INSTRUCTIONS FOR THE TASK: Look through the listing below and work out how many of its lines hold the word "local". Give only the number.

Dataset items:
↓

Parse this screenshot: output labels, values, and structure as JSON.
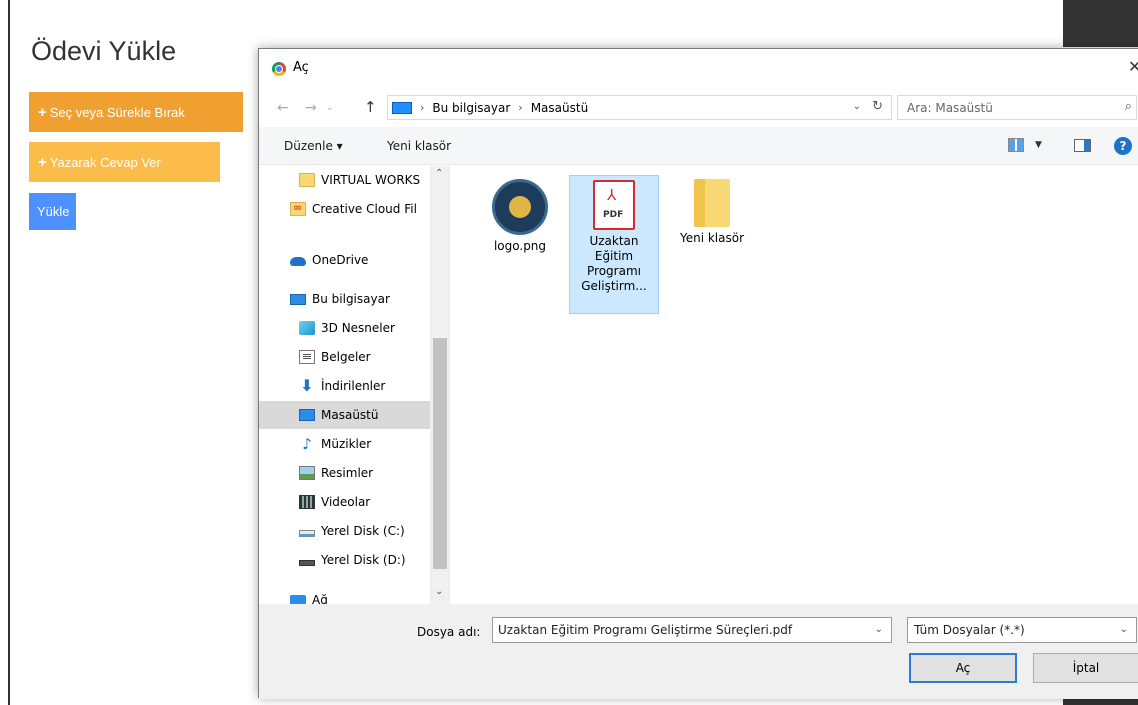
{
  "page": {
    "title": "Ödevi Yükle",
    "buttons": {
      "secim": "Seç veya Sürekle Bırak",
      "yazarak": "Yazarak Cevap Ver",
      "yukle": "Yükle"
    },
    "plus_glyph": "+"
  },
  "dialog": {
    "title": "Aç",
    "close_glyph": "✕",
    "nav": {
      "back": "←",
      "forward": "→",
      "history": "⌄",
      "up": "↑",
      "breadcrumb": [
        "Bu bilgisayar",
        "Masaüstü"
      ],
      "separator": "›",
      "dropdown": "⌄",
      "refresh": "↻"
    },
    "search": {
      "placeholder": "Ara: Masaüstü",
      "icon": "⌕"
    },
    "toolbar": {
      "organize": "Düzenle ▾",
      "new_folder": "Yeni klasör",
      "view_dropdown": "▼",
      "help": "?"
    },
    "sidebar": {
      "items": [
        {
          "label": "VIRTUAL WORKS",
          "icon": "folder-icon"
        },
        {
          "label": "Creative Cloud Fil",
          "icon": "creative-cloud-icon"
        },
        {
          "label": "OneDrive",
          "icon": "onedrive-icon"
        },
        {
          "label": "Bu bilgisayar",
          "icon": "computer-icon"
        },
        {
          "label": "3D Nesneler",
          "icon": "3d-objects-icon"
        },
        {
          "label": "Belgeler",
          "icon": "documents-icon"
        },
        {
          "label": "İndirilenler",
          "icon": "downloads-icon"
        },
        {
          "label": "Masaüstü",
          "icon": "desktop-icon",
          "selected": true
        },
        {
          "label": "Müzikler",
          "icon": "music-icon"
        },
        {
          "label": "Resimler",
          "icon": "pictures-icon"
        },
        {
          "label": "Videolar",
          "icon": "videos-icon"
        },
        {
          "label": "Yerel Disk (C:)",
          "icon": "local-disk-c-icon"
        },
        {
          "label": "Yerel Disk (D:)",
          "icon": "local-disk-d-icon"
        },
        {
          "label": "Ağ",
          "icon": "network-icon"
        }
      ],
      "scroll_up": "⌃",
      "scroll_down": "⌄"
    },
    "files": [
      {
        "name": "logo.png",
        "icon": "image-logo-icon"
      },
      {
        "name": "Uzaktan Eğitim Programı Geliştirm...",
        "icon": "pdf-file-icon",
        "selected": true,
        "icon_text": "PDF",
        "acrobat": "⅄"
      },
      {
        "name": "Yeni klasör",
        "icon": "folder-icon"
      }
    ],
    "bottom": {
      "filename_label": "Dosya adı:",
      "filename_value": "Uzaktan Eğitim Programı Geliştirme Süreçleri.pdf",
      "filetype": "Tüm Dosyalar (*.*)",
      "dropdown": "⌄",
      "open_button": "Aç",
      "cancel_button": "İptal"
    }
  }
}
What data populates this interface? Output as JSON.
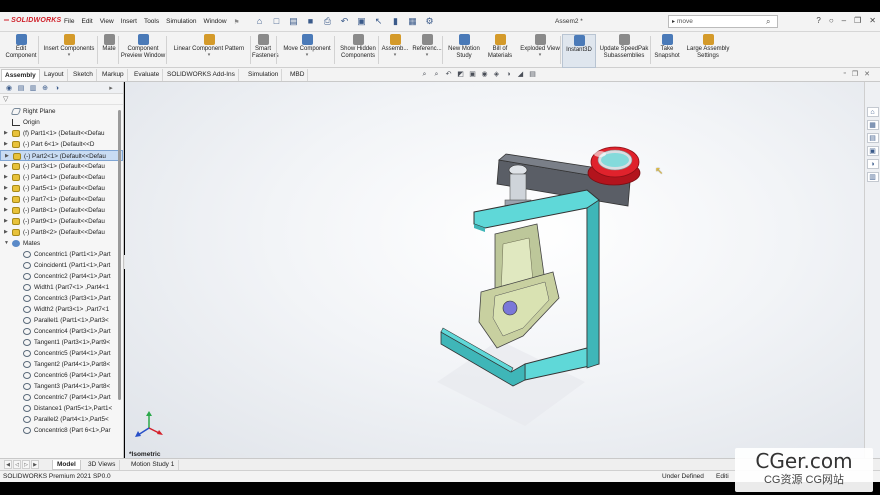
{
  "app": {
    "logo_text": "SOLIDWORKS",
    "doc_title": "Assem2 *"
  },
  "menu": [
    "File",
    "Edit",
    "View",
    "Insert",
    "Tools",
    "Simulation",
    "Window"
  ],
  "search": {
    "value": "move"
  },
  "ribbon": [
    {
      "label": "Edit\nComponent",
      "color": "#4a7ab8"
    },
    {
      "label": "Insert Components",
      "color": "#d49a2a"
    },
    {
      "label": "Mate",
      "color": "#8a8a8a"
    },
    {
      "label": "Component\nPreview Window",
      "color": "#4a7ab8"
    },
    {
      "label": "Linear Component Pattern",
      "color": "#d49a2a"
    },
    {
      "label": "Smart\nFasteners",
      "color": "#8a8a8a"
    },
    {
      "label": "Move Component",
      "color": "#4a7ab8"
    },
    {
      "label": "Show Hidden\nComponents",
      "color": "#8a8a8a"
    },
    {
      "label": "Assemb...",
      "color": "#d49a2a"
    },
    {
      "label": "Referenc...",
      "color": "#8a8a8a"
    },
    {
      "label": "New Motion\nStudy",
      "color": "#4a7ab8"
    },
    {
      "label": "Bill of\nMaterials",
      "color": "#d49a2a"
    },
    {
      "label": "Exploded View",
      "color": "#8a8a8a"
    },
    {
      "label": "Instant3D",
      "color": "#4a7ab8"
    },
    {
      "label": "Update SpeedPak\nSubassemblies",
      "color": "#8a8a8a"
    },
    {
      "label": "Take\nSnapshot",
      "color": "#4a7ab8"
    },
    {
      "label": "Large Assembly\nSettings",
      "color": "#d49a2a"
    }
  ],
  "tabs": [
    "Assembly",
    "Layout",
    "Sketch",
    "Markup",
    "Evaluate",
    "SOLIDWORKS Add-Ins",
    "Simulation",
    "MBD"
  ],
  "tree": [
    {
      "label": "Right Plane",
      "icon": "plane",
      "exp": ""
    },
    {
      "label": "Origin",
      "icon": "origin",
      "exp": ""
    },
    {
      "label": "(f) Part1<1> (Default<<Defau",
      "icon": "part",
      "exp": "▶"
    },
    {
      "label": "(-) Part 6<1> (Default<<D",
      "icon": "part",
      "exp": "▶"
    },
    {
      "label": "(-) Part2<1> (Default<<Defau",
      "icon": "part",
      "exp": "▶",
      "selected": true
    },
    {
      "label": "(-) Part3<1> (Default<<Defau",
      "icon": "part",
      "exp": "▶"
    },
    {
      "label": "(-) Part4<1> (Default<<Defau",
      "icon": "part",
      "exp": "▶"
    },
    {
      "label": "(-) Part5<1> (Default<<Defau",
      "icon": "part",
      "exp": "▶"
    },
    {
      "label": "(-) Part7<1> (Default<<Defau",
      "icon": "part",
      "exp": "▶"
    },
    {
      "label": "(-) Part8<1> (Default<<Defau",
      "icon": "part",
      "exp": "▶"
    },
    {
      "label": "(-) Part9<1> (Default<<Defau",
      "icon": "part",
      "exp": "▶"
    },
    {
      "label": "(-) Part8<2> (Default<<Defau",
      "icon": "part",
      "exp": "▶"
    },
    {
      "label": "Mates",
      "icon": "mates",
      "exp": "▼"
    },
    {
      "label": "Concentric1 (Part1<1>,Part",
      "icon": "mate",
      "exp": ""
    },
    {
      "label": "Coincident1 (Part1<1>,Part",
      "icon": "mate",
      "exp": ""
    },
    {
      "label": "Concentric2 (Part4<1>,Part",
      "icon": "mate",
      "exp": ""
    },
    {
      "label": "Width1 (Part7<1> ,Part4<1",
      "icon": "mate",
      "exp": ""
    },
    {
      "label": "Concentric3 (Part3<1>,Part",
      "icon": "mate",
      "exp": ""
    },
    {
      "label": "Width2 (Part3<1> ,Part7<1",
      "icon": "mate",
      "exp": ""
    },
    {
      "label": "Parallel1 (Part1<1>,Part3<",
      "icon": "mate",
      "exp": ""
    },
    {
      "label": "Concentric4 (Part3<1>,Part",
      "icon": "mate",
      "exp": ""
    },
    {
      "label": "Tangent1 (Part3<1>,Part9<",
      "icon": "mate",
      "exp": ""
    },
    {
      "label": "Concentric5 (Part4<1>,Part",
      "icon": "mate",
      "exp": ""
    },
    {
      "label": "Tangent2 (Part4<1>,Part8<",
      "icon": "mate",
      "exp": ""
    },
    {
      "label": "Concentric6 (Part4<1>,Part",
      "icon": "mate",
      "exp": ""
    },
    {
      "label": "Tangent3 (Part4<1>,Part8<",
      "icon": "mate",
      "exp": ""
    },
    {
      "label": "Concentric7 (Part4<1>,Part",
      "icon": "mate",
      "exp": ""
    },
    {
      "label": "Distance1 (Part5<1>,Part1<",
      "icon": "mate",
      "exp": ""
    },
    {
      "label": "Parallel2 (Part4<1>,Part5<",
      "icon": "mate",
      "exp": ""
    },
    {
      "label": "Concentric8 (Part 6<1>,Par",
      "icon": "mate",
      "exp": ""
    }
  ],
  "viewport": {
    "view_label": "*Isometric"
  },
  "bottom_tabs": [
    "Model",
    "3D Views",
    "Motion Study 1"
  ],
  "status": {
    "left": "SOLIDWORKS Premium 2021 SP0.0",
    "mid": "Under Defined",
    "edit": "Editi"
  },
  "watermark": {
    "main": "CGer.com",
    "sub": "CG资源 CG网站"
  },
  "colors": {
    "accent": "#5fd8d8",
    "part_yellow": "#e8c23a",
    "button_red": "#d4202a"
  }
}
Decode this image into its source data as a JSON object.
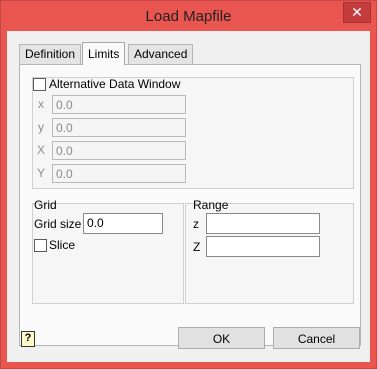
{
  "window": {
    "title": "Load Mapfile",
    "close_glyph": "✕"
  },
  "tabs": [
    {
      "label": "Definition",
      "active": false
    },
    {
      "label": "Limits",
      "active": true
    },
    {
      "label": "Advanced",
      "active": false
    }
  ],
  "alt_window": {
    "checkbox_label": "Alternative Data Window",
    "checked": false,
    "fields": [
      {
        "label": "x",
        "value": "0.0"
      },
      {
        "label": "y",
        "value": "0.0"
      },
      {
        "label": "X",
        "value": "0.0"
      },
      {
        "label": "Y",
        "value": "0.0"
      }
    ]
  },
  "grid": {
    "title": "Grid",
    "size_label": "Grid size",
    "size_value": "0.0",
    "slice_label": "Slice",
    "slice_checked": false
  },
  "range": {
    "title": "Range",
    "z_label": "z",
    "z_value": "",
    "Z_label": "Z",
    "Z_value": ""
  },
  "buttons": {
    "ok": "OK",
    "cancel": "Cancel"
  },
  "help_glyph": "?"
}
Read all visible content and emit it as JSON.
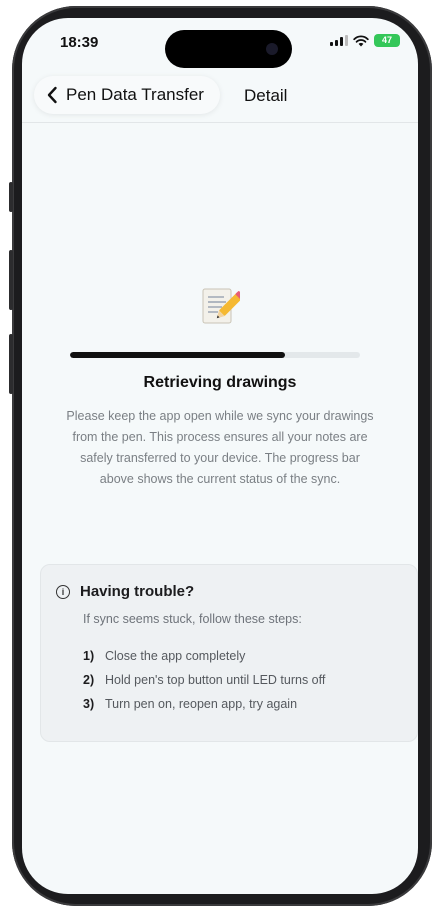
{
  "status_bar": {
    "time": "18:39",
    "battery": "47"
  },
  "nav": {
    "back_label": "Pen Data Transfer",
    "title": "Detail"
  },
  "sync": {
    "icon": "memo-pencil-emoji",
    "progress_fraction": 0.74,
    "title": "Retrieving drawings",
    "description": "Please keep the app open while we sync your drawings from the pen. This process ensures all your notes are safely transferred to your device. The progress bar above shows the current status of the sync."
  },
  "help": {
    "title": "Having trouble?",
    "intro": "If sync seems stuck, follow these steps:",
    "steps": [
      {
        "num": "1)",
        "text": "Close the app completely"
      },
      {
        "num": "2)",
        "text": "Hold pen's top button until LED turns off"
      },
      {
        "num": "3)",
        "text": "Turn pen on, reopen app, try again"
      }
    ]
  },
  "colors": {
    "screen_bg": "#f5f9fa",
    "progress_fill": "#111111",
    "progress_track": "#e3e8ea",
    "battery": "#34c759"
  }
}
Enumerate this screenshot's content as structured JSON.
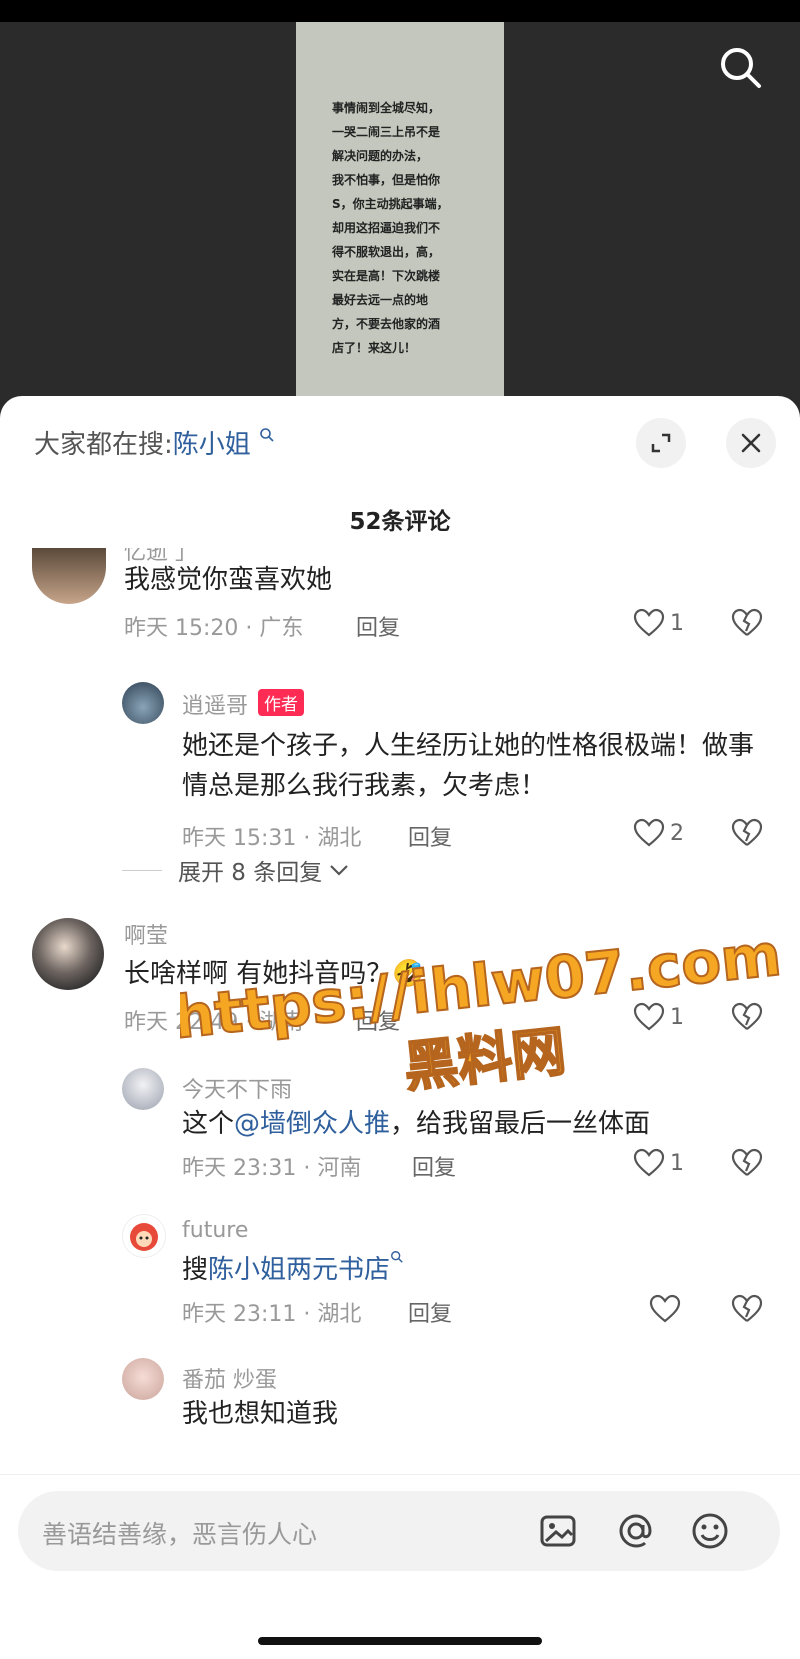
{
  "video": {
    "overlay_text": "事情闹到全城尽知，\n一哭二闹三上吊不是\n解决问题的办法，\n我不怕事，但是怕你\nS，你主动挑起事端，\n却用这招逼迫我们不\n得不服软退出，高，\n实在是高！下次跳楼\n最好去远一点的地\n方，不要去他家的酒\n店了！来这儿！"
  },
  "sheet": {
    "hot_search_prefix": "大家都在搜:",
    "hot_search_term": "陈小姐",
    "comment_count": "52条评论"
  },
  "comments": [
    {
      "user": "忆逝 」",
      "text": "我感觉你蛮喜欢她",
      "time": "昨天 15:20 · 广东",
      "reply": "回复",
      "likes": "1",
      "replies": [
        {
          "user": "逍遥哥",
          "badge": "作者",
          "text": "她还是个孩子，人生经历让她的性格很极端！做事情总是那么我行我素，欠考虑！",
          "time": "昨天 15:31 · 湖北",
          "reply": "回复",
          "likes": "2"
        }
      ],
      "expand": "展开 8 条回复"
    },
    {
      "user": "啊莹",
      "text": "长啥样啊 有她抖音吗？🤣",
      "time": "昨天 22:49 · 湖南",
      "reply": "回复",
      "likes": "1",
      "replies": [
        {
          "user": "今天不下雨",
          "text_prefix": "这个",
          "mention": "@墙倒众人推",
          "text_suffix": "，给我留最后一丝体面",
          "time": "昨天 23:31 · 河南",
          "reply": "回复",
          "likes": "1"
        },
        {
          "user": "future",
          "text_prefix": "搜",
          "link": "陈小姐两元书店",
          "time": "昨天 23:11 · 湖北",
          "reply": "回复"
        },
        {
          "user": "番茄 炒蛋",
          "text": "我也想知道我"
        }
      ]
    }
  ],
  "watermark": {
    "line1": "https://ihlw07.com",
    "line2": "黑料网"
  },
  "input": {
    "placeholder": "善语结善缘，恶言伤人心"
  },
  "colors": {
    "link": "#2f5f9c",
    "author_badge": "#fe2c55",
    "watermark": "#f5a623"
  }
}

↑

SOLUTION TO THIS PROBLEM: 2